___ DOCUMENT SECTION
Using MyBatis Cursor for Streaming Queries and Managing Database Connections in Spring
This article explains how MyBatis streaming queries work via the Cursor interface, why keeping the database connection open is essential, and presents three practical solutions—using SqlSessionFactory, TransactionTemplate, or @Transactional—to correctly handle streaming data in Spring applications.
Hello, I am a top architect. A streaming query means that after a query succeeds, it returns an iterator instead of a whole collection, and the application fetches one result at a time.
The advantage of streaming queries is reduced memory consumption.
If you do not use streaming and need to fetch, for example, ten million rows without enough memory, you are forced to paginate, and pagination efficiency depends on table design; a poorly designed table cannot perform efficient pagination. Therefore streaming is a required feature of any database access framework.
During a streaming query the database connection remains open, so after the query the framework does not close the connection; the application must close it after all data have been retrieved.
MyBatis Streaming Query Interface
MyBatis provides the org.apache.ibatis.cursor.Cursor interface for streaming queries. This interface extends java.io.Closeable and java.lang.Iterable , which means:
Cursor is closable – closing the Cursor also closes the underlying database connection.
Cursor is iterable.
In addition, Cursor offers three useful methods:
isOpen() : checks whether the Cursor is still open before fetching data.
isConsumed() : determines whether all results have been consumed.
getCurrentIndex() : returns the number of rows already fetched.
Because Cursor implements the iterator interface, using it is straightforward:
try (Cursor cursor = mapper.querySomeData()) {
cursor.forEach(rowObject -> {
// ...
______
___ INFORMATION SHOWN
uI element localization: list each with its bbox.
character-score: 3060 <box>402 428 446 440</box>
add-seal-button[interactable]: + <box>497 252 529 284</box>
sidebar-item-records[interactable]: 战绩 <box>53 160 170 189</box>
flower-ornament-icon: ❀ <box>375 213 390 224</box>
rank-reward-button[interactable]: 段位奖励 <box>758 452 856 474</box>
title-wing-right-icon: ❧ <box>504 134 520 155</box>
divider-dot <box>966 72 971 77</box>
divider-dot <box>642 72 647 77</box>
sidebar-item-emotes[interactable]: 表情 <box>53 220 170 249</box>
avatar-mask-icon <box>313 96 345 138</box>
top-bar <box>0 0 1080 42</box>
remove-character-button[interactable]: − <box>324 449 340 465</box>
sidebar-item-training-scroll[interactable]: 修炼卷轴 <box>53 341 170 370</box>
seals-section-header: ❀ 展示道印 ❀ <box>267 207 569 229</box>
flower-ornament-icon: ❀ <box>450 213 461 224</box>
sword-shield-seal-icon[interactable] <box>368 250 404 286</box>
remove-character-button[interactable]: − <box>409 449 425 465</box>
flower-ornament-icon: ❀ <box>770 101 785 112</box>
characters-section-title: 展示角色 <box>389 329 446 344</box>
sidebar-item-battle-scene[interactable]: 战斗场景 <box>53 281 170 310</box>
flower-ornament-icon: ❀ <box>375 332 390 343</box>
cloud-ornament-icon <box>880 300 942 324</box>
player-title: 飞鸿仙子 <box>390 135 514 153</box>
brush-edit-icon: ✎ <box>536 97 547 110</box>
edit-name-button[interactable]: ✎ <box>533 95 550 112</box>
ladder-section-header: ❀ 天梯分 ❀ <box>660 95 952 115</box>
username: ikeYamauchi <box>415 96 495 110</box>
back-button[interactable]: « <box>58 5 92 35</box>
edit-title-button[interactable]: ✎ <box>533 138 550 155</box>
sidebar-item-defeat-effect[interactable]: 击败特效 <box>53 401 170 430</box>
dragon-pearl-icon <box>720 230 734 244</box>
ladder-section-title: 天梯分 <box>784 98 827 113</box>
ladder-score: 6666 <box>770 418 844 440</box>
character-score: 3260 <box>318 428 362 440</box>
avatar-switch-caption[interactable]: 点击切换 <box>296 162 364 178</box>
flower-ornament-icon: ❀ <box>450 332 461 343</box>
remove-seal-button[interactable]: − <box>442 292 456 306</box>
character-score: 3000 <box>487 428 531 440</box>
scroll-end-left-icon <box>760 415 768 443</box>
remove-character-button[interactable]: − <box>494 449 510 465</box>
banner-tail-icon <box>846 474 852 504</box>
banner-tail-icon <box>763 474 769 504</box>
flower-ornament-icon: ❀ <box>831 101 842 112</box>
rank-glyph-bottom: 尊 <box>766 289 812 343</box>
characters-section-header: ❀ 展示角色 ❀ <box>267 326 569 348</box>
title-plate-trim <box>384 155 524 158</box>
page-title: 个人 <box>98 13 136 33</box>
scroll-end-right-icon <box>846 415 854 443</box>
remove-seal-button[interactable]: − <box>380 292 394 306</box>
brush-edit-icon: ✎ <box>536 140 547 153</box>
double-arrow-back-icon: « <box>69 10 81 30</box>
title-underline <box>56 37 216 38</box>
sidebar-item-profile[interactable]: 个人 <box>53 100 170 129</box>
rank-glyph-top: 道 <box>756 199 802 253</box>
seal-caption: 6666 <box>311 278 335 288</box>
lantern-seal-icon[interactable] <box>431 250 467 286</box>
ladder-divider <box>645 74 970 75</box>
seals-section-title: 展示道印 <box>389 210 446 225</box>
______
▶ _EXERCISE INSTRUCTIONS_
**a)** List the three methods that the MyBatis streaming-query article says Cursor offers.
**b)** Pick up the article on MyBatis streaming queries after its last line and write the next part.

▶ _ANSWERS FOR EACH ITEM_
**a)** isOpen(), isConsumed(), getCurrentIndex()

**b)**
});
}Using try‑resource ensures the Cursor (and thus the connection) is automatically closed.
Building a Cursor Is Not Trivial
Consider the following Mapper definition:
@Mapper
public interface FooMapper {
@Select("select * from foo limit #{limit}")
Cursor<Foo> scan(@Param("limit") int limit);
}And a Spring MVC controller that calls it:
@GetMapping("foo/scan/0/{limit}")
public void scanFoo0(@PathVariable("limit") int limit) throws Exception {
try (Cursor<Foo> cursor = fooMapper.scan(limit)) {
cursor.forEach(foo -> {});
}
}When scanFoo0(int) runs, it throws java.lang.IllegalStateException: A Cursor is already closed. because the Mapper method finishes, the framework closes the connection, and the Cursor is consequently closed.
To solve this, the database connection must stay open while the Cursor is being consumed. Three viable approaches are presented below.
Solution 1: SqlSessionFactory
Manually open a SqlSession (which holds a connection) and obtain the Mapper from it:
@GetMapping("foo/scan/1/{limit}")
public void scanFoo1(@PathVariable("limit") int limit) throws Exception {
try (
SqlSession sqlSession = sqlSessionFactory.openSession();
Cursor<Foo> cursor = sqlSession.getMapper(FooMapper.class).scan(limit)
) {
cursor.forEach(foo -> {});
}
}Here the session is opened (keeping the connection alive) and closed automatically by the try‑with‑resources block.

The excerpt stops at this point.